---------- Extracted data ----------
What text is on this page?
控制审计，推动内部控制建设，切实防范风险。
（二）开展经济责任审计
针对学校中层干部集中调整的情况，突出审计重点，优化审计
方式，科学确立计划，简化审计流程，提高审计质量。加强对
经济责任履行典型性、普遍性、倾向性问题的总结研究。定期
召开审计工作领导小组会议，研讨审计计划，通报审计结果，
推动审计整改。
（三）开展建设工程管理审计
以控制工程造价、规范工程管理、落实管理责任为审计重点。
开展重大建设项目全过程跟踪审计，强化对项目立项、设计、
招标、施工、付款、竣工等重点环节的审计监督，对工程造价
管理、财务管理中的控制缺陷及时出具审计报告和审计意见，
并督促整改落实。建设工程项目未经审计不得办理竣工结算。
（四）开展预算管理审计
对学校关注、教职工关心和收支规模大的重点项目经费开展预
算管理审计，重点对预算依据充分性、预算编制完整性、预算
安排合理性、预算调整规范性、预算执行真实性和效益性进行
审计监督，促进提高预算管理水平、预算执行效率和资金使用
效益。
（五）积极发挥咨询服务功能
----------
**Written task:**
All of the entries should be written out again exactly.

**Solution:**
What text is on this page?
控制审计，推动内部控制建设，切实防范风险。
（二）开展经济责任审计
针对学校中层干部集中调整的情况，突出审计重点，优化审计
方式，科学确立计划，简化审计流程，提高审计质量。加强对
经济责任履行典型性、普遍性、倾向性问题的总结研究。定期
召开审计工作领导小组会议，研讨审计计划，通报审计结果，
推动审计整改。
（三）开展建设工程管理审计
以控制工程造价、规范工程管理、落实管理责任为审计重点。
开展重大建设项目全过程跟踪审计，强化对项目立项、设计、
招标、施工、付款、竣工等重点环节的审计监督，对工程造价
管理、财务管理中的控制缺陷及时出具审计报告和审计意见，
并督促整改落实。建设工程项目未经审计不得办理竣工结算。
（四）开展预算管理审计
对学校关注、教职工关心和收支规模大的重点项目经费开展预
算管理审计，重点对预算依据充分性、预算编制完整性、预算
安排合理性、预算调整规范性、预算执行真实性和效益性进行
审计监督，促进提高预算管理水平、预算执行效率和资金使用
效益。
（五）积极发挥咨询服务功能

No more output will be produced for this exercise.